__Documento fuente__.
....................

Regla ninguna, pero tengo tendencia a pedir a los actores contención. A veces, los japoneses tienen una idea muy clara de lo que es la guerra, la autoridad y la jerarquía y, para ajustarse a ella, actúan a menudo con una voz que viene del vientre. Y yo no quería que interpretaran la autoridad ni el fervor. Al contrario, tenían que ir hacia la sobriedad para no reproducir ningún cliché. Así que les decía muchas veces: “Esa no es tu voz, tengo la sensación de que no es tu voz”. Quería que hablasen con su voz, en un sentido físico. Su propia voz.

– ¿Su película se ajusta a lo acontecido?

Mi obsesión –y la de mi hermano, que es el director de Fotografía– era atrapar algo real; la película tenía que convertirse en una experiencia de realidad. Los cuerpos estaban ahí; las manos estaban ahí; la naturaleza estaba ahí. Acabamos por obsesionarnos con el sudor, con la suciedad del vestuario o con la concreción de los elementos. La película tomó una dimensión más sensorial de lo que yo había pensado. ¡Tenía que lloverles encima de verdad a los espectadores! También en este aspecto nos guió un equilibrio entre la armonía clásica y un aspecto directo para crear una experiencia particular del tiempo y del espacio. En la película cohabitan dos espacios-tiempo: por una parte, el de los aldeanos, abierto al exterior e inscrito en una cronología cuyas fechas marcan el ritmo de las etapas; por otra parte, el de Onoda, cerrado por el contorno de la isla, en el cual el tiempo es cíclico y conforma una estasis que evoluciona muy lentamente. Entre los dos se establece una frontera que Onoda roza regularmente para avituallarse pero que se niega a cruzar del todo. Muchas de las escenas de la película están construidas según ese principio de un plano-contraplano casi irreconciliable.

– Ha dicho usted que la película se sitúa también bajo el signo del número dos. ¿En qué sentido?

....................

__Información proporcionada__.

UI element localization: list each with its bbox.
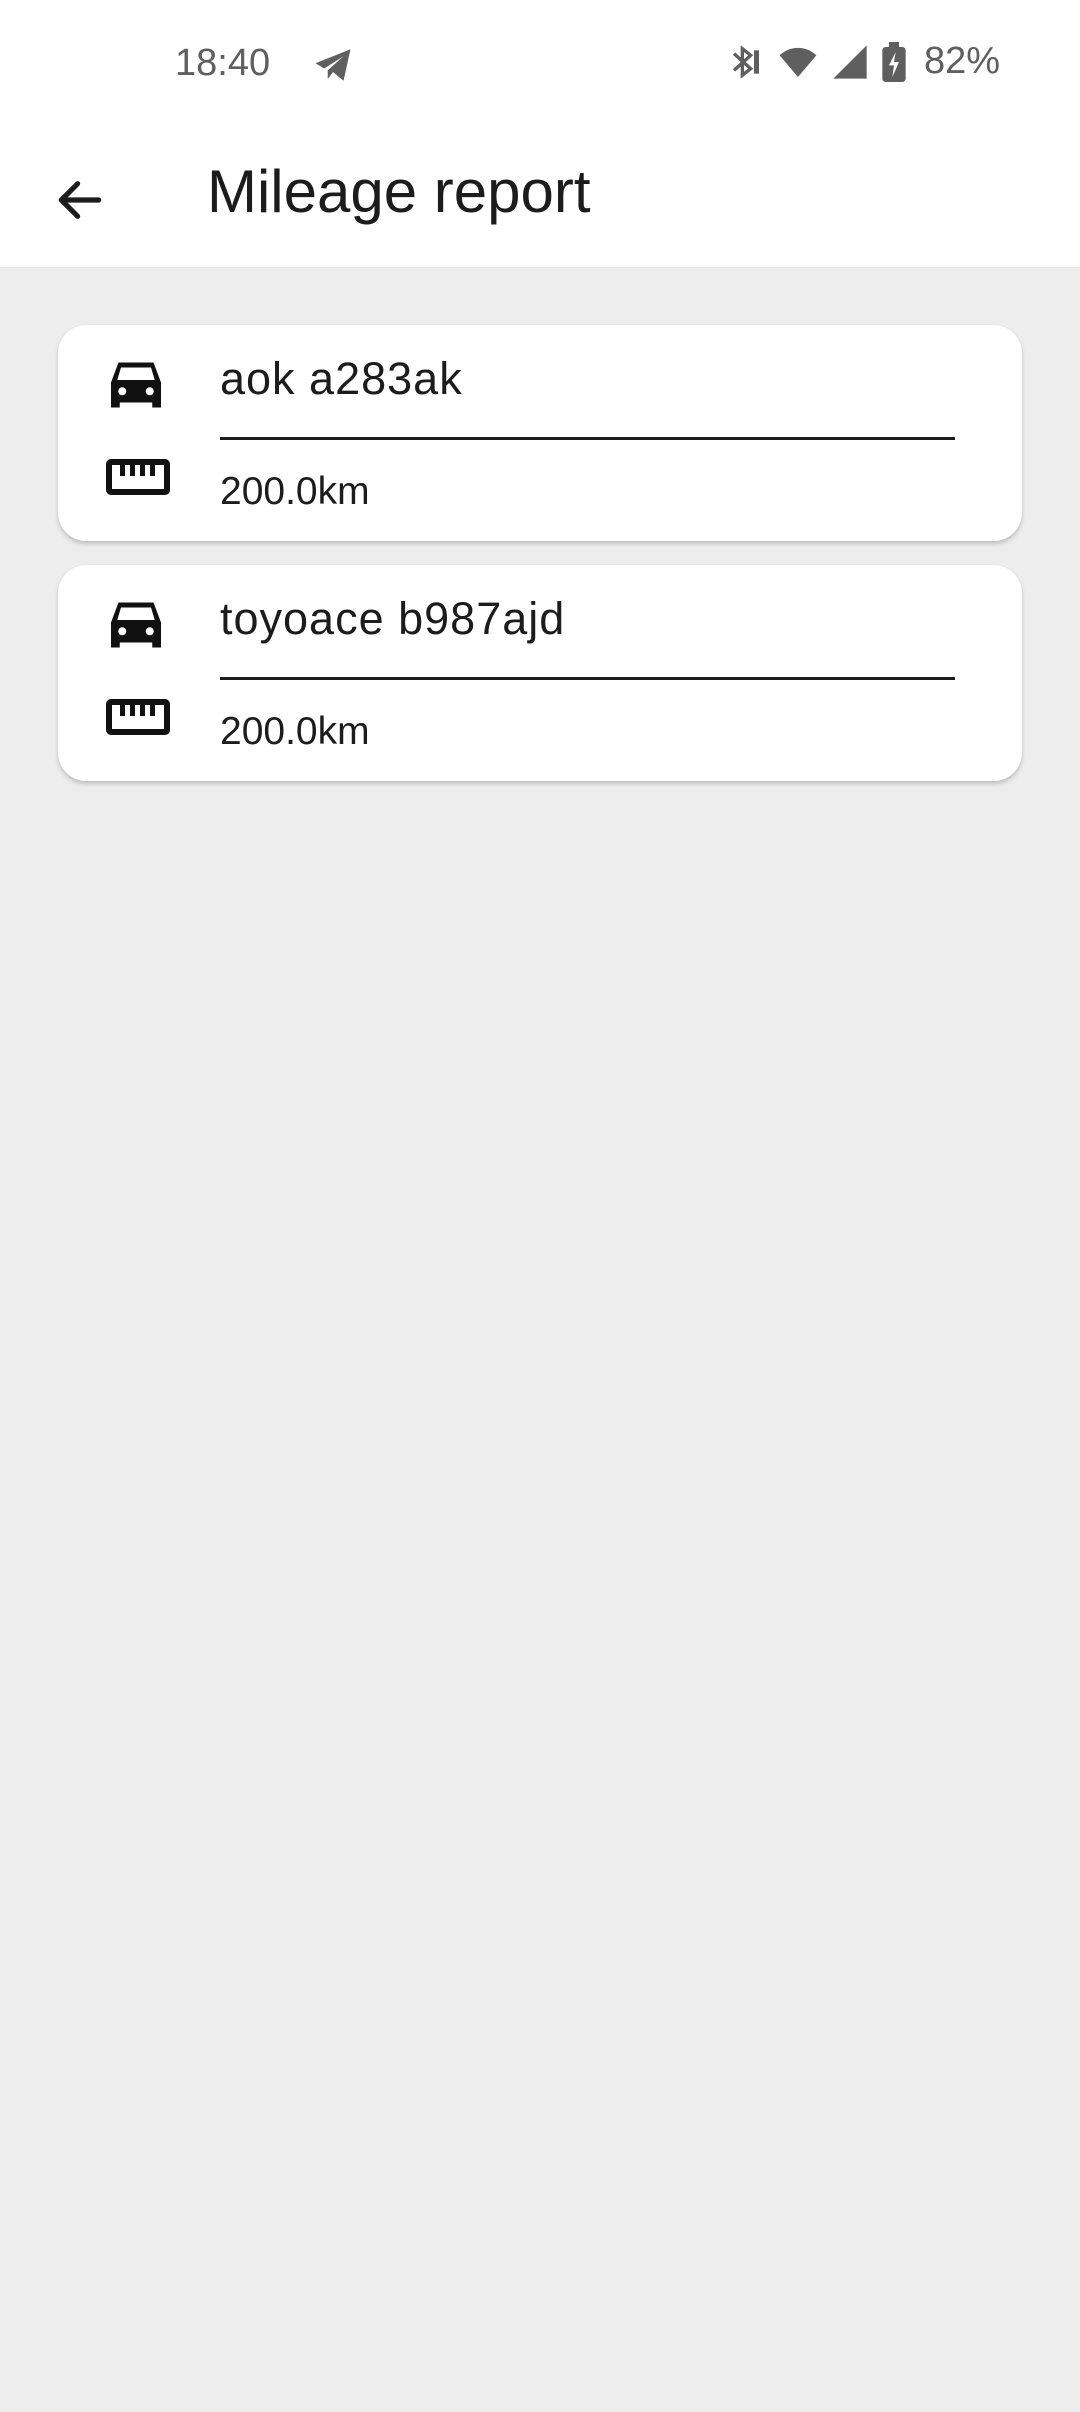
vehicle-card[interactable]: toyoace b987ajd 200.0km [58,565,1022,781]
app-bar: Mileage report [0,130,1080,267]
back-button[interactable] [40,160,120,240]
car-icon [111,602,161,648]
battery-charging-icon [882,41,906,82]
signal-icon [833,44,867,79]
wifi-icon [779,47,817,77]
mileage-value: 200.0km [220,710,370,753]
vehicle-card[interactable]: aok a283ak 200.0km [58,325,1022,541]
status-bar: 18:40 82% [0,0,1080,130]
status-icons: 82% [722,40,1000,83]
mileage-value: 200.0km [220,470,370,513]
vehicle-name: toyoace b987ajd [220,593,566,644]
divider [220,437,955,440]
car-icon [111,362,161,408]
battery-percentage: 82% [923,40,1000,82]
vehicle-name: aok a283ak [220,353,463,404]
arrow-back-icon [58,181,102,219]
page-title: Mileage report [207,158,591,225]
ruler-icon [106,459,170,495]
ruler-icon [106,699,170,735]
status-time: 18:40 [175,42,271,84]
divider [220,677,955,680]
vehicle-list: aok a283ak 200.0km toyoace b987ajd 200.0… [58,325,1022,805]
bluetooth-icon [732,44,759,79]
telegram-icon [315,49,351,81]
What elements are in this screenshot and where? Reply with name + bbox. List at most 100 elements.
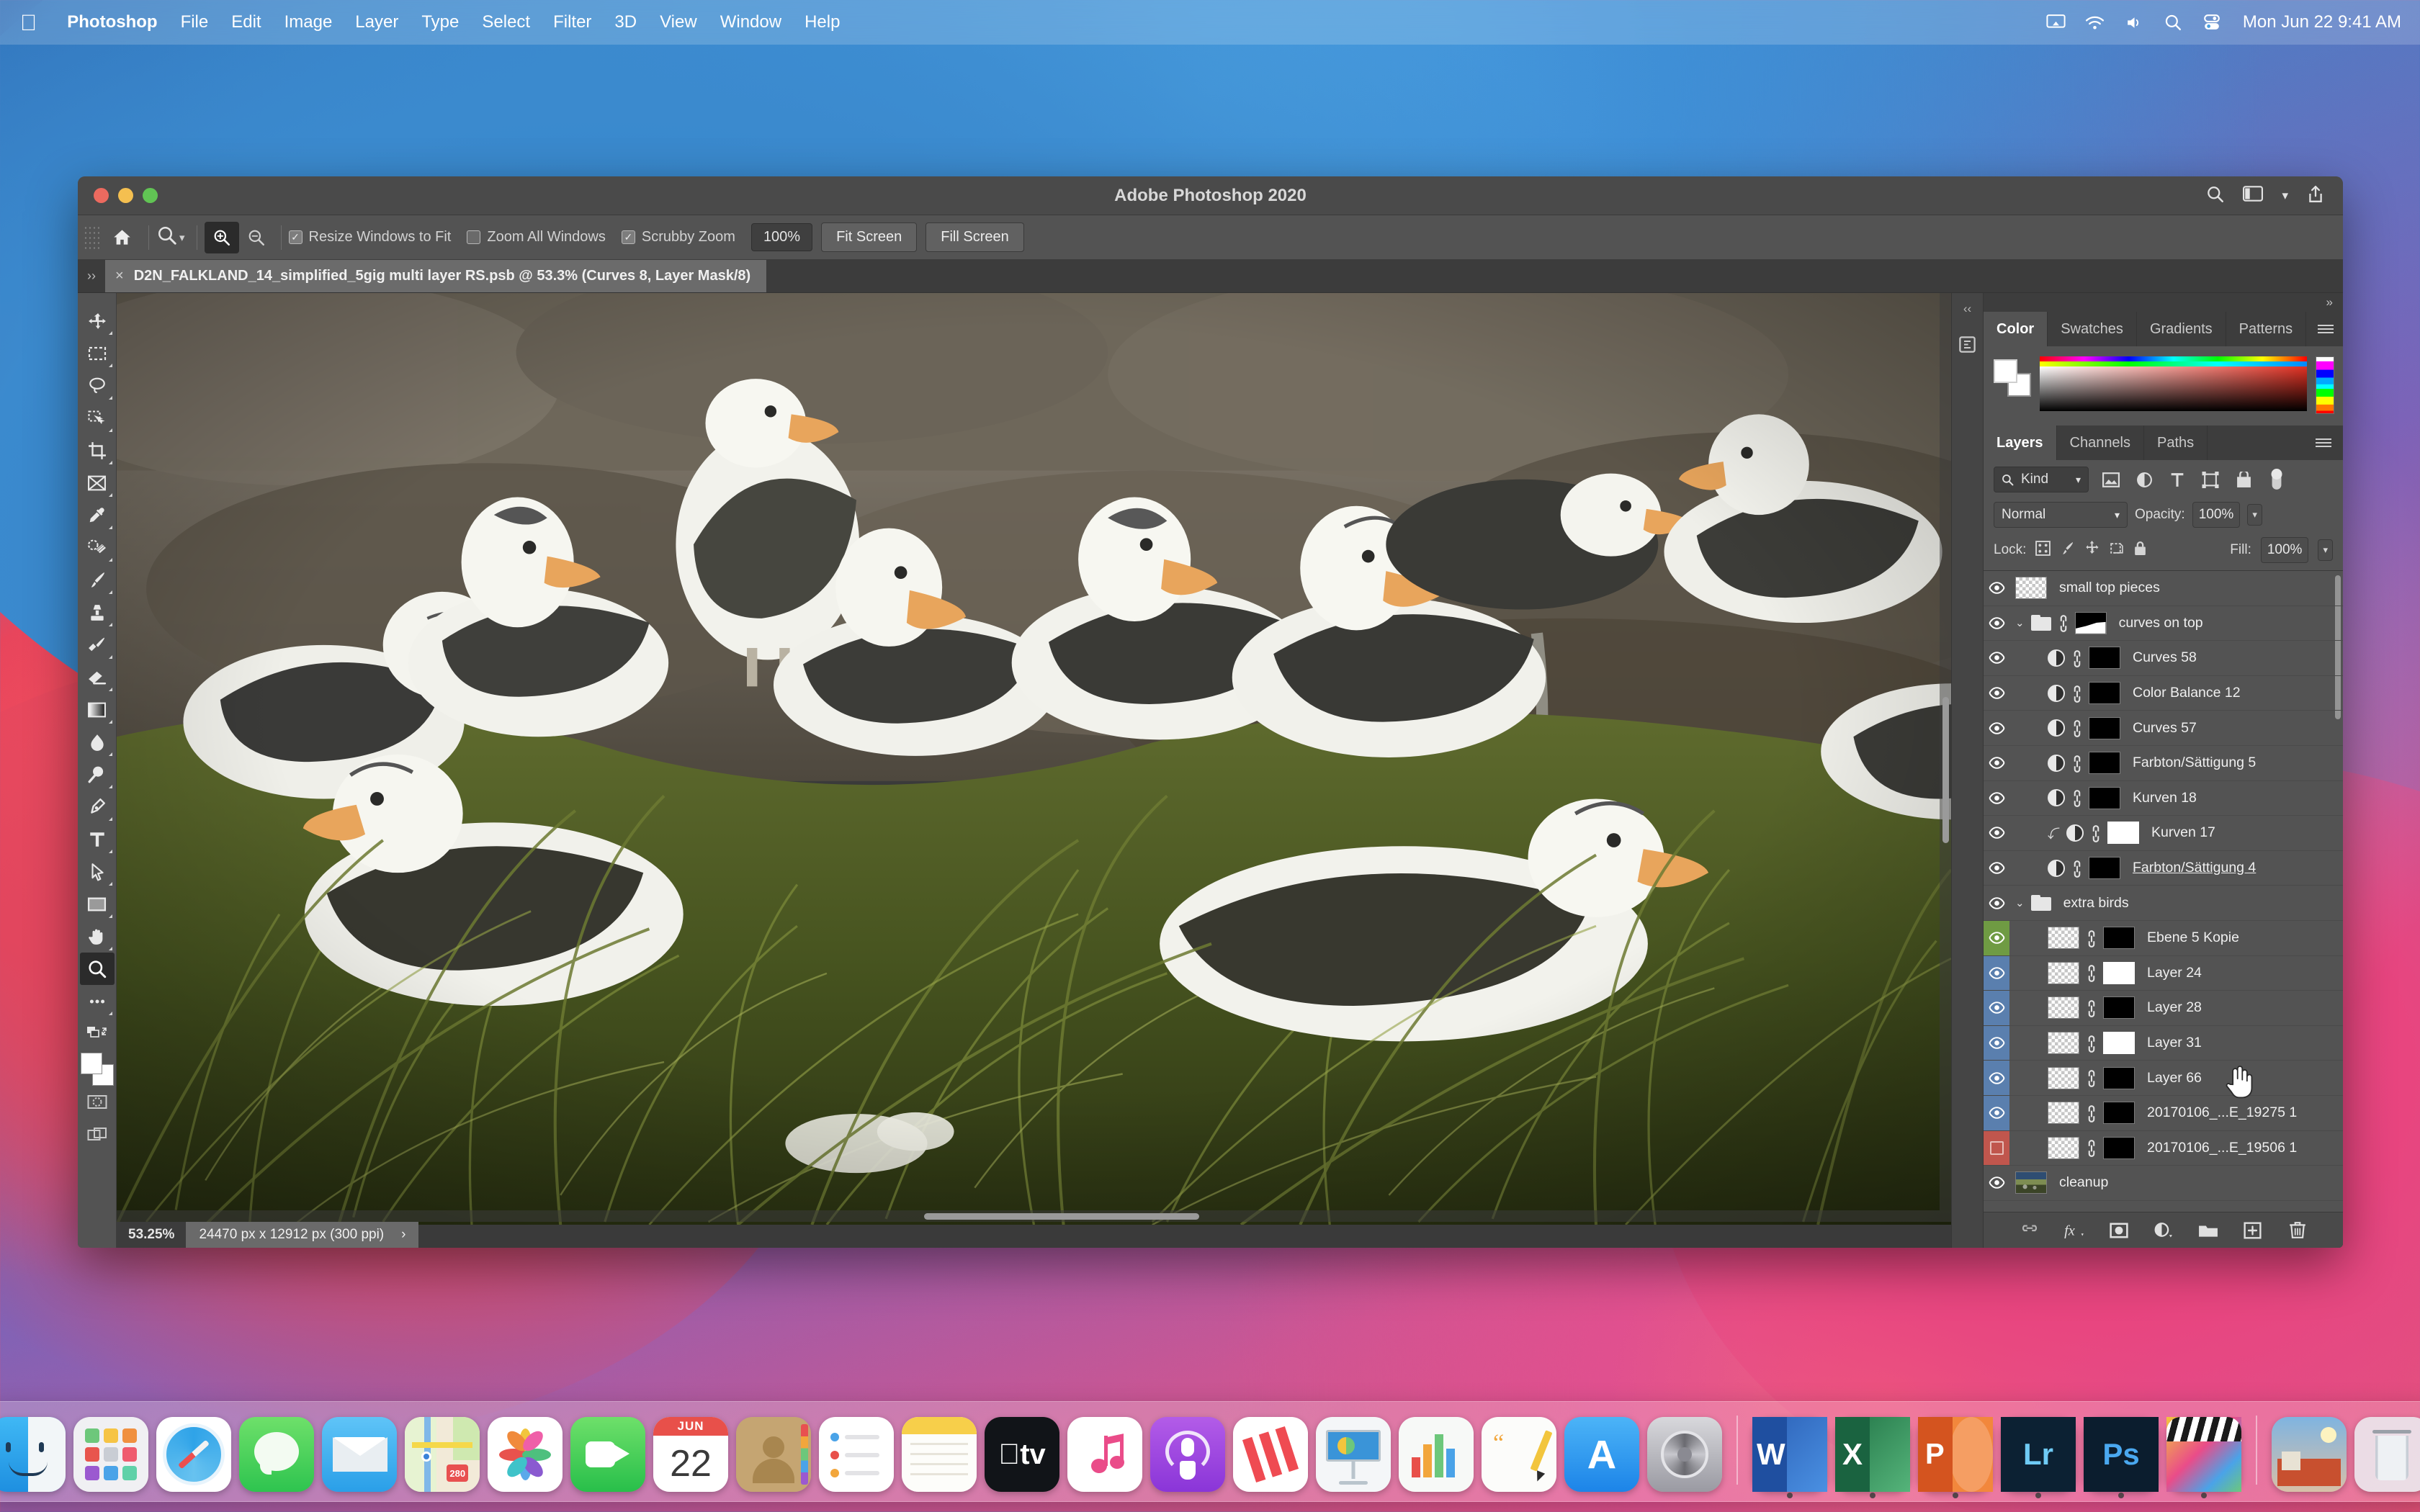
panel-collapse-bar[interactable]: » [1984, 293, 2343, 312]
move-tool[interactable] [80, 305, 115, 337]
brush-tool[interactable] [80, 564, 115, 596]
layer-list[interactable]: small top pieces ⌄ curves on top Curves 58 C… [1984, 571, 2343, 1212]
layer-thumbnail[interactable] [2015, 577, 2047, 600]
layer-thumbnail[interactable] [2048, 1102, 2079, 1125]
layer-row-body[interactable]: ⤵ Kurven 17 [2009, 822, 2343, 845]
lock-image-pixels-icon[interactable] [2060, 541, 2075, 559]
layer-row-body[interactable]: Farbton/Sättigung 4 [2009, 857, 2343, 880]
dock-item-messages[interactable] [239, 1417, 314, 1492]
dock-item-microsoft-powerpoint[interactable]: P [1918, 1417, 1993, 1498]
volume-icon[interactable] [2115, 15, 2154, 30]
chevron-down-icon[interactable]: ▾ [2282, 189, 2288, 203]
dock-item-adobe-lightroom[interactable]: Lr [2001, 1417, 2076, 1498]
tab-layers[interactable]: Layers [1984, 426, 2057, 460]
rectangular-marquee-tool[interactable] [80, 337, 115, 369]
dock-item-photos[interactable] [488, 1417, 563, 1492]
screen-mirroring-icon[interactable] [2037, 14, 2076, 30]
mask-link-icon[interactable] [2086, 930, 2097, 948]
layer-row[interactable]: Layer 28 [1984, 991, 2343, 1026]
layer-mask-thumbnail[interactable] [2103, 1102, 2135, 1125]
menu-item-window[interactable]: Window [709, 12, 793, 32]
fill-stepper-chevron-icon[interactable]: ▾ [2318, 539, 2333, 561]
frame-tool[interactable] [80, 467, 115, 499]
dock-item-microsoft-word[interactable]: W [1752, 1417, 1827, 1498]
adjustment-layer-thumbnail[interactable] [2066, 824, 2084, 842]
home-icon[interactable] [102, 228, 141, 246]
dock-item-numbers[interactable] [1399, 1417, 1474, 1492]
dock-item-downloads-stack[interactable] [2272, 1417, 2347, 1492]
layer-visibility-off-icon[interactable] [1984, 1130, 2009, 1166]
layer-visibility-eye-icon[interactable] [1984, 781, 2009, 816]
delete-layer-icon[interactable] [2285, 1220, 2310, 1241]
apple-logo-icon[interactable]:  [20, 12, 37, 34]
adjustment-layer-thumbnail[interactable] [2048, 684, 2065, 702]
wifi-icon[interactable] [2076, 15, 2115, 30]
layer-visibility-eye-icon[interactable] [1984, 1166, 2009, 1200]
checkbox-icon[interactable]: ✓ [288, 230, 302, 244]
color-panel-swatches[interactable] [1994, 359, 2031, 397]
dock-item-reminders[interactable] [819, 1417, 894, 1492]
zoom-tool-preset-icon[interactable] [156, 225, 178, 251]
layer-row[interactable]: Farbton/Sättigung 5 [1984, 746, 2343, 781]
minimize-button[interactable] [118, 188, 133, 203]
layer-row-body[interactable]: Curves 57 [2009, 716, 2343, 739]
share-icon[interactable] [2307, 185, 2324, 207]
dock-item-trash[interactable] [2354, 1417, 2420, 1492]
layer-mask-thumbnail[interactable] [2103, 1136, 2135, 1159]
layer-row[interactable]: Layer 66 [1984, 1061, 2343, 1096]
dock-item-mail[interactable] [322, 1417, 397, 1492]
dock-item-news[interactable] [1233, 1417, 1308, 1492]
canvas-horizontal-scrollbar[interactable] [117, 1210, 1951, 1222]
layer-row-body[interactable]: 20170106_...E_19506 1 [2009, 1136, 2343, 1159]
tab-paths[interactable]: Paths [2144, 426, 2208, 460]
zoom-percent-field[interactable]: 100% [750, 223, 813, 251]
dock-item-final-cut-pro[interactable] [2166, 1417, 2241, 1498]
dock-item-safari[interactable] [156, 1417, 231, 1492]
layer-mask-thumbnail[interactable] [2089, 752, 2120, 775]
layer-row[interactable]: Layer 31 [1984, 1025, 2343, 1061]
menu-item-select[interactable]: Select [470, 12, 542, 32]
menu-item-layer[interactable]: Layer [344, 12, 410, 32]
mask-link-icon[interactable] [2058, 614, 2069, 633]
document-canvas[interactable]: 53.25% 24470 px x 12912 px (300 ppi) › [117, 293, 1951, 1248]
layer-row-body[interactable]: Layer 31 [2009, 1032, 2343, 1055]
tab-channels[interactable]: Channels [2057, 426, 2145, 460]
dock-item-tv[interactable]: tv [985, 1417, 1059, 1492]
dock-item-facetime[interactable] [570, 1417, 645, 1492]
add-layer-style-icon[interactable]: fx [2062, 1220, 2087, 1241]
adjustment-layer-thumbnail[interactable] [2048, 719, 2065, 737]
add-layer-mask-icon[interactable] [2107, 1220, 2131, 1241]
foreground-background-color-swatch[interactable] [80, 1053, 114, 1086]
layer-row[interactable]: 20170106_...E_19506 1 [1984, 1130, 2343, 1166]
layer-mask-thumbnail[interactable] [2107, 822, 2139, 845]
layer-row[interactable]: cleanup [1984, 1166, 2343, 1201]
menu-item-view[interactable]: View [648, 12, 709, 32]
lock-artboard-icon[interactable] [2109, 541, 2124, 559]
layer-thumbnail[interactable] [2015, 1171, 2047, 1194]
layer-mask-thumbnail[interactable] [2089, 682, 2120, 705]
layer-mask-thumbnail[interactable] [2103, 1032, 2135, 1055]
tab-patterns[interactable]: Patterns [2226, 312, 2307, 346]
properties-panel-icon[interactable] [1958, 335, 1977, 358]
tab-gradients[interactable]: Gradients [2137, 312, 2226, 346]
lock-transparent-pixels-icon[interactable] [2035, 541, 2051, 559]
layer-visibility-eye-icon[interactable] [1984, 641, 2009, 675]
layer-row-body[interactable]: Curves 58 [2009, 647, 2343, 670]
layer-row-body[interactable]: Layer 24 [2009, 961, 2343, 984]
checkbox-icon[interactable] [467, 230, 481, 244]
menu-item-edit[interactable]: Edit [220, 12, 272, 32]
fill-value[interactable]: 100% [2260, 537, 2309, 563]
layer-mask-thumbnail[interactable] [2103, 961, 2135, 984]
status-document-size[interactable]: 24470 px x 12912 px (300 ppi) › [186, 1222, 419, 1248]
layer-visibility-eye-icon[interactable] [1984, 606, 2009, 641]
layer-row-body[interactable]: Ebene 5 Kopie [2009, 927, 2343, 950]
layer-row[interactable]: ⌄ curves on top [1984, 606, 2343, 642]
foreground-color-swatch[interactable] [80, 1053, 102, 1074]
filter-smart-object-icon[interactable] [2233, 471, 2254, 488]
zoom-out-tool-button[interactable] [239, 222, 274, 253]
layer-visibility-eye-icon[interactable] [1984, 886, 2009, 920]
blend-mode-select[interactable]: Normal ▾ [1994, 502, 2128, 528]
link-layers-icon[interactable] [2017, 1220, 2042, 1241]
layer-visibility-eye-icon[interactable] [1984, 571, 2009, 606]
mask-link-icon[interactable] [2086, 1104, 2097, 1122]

....................

__Indicación__. Reproduce, por favor, todo el fragmento de la entrevista que va desde "Regla ninguna, pero" hasta "a lo acontecido?", sin cambiar una sola palabra.

__Respuesta al ejercicio__.
Regla ninguna, pero tengo tendencia a pedir a los actores contención. A veces, los japoneses tienen una idea muy clara de lo que es la guerra, la autoridad y la jerarquía y, para ajustarse a ella, actúan a menudo con una voz que viene del vientre. Y yo no quería que interpretaran la autoridad ni el fervor. Al contrario, tenían que ir hacia la sobriedad para no reproducir ningún cliché. Así que les decía muchas veces: “Esa no es tu voz, tengo la sensación de que no es tu voz”. Quería que hablasen con su voz, en un sentido físico. Su propia voz.

– ¿Su película se ajusta a lo acontecido?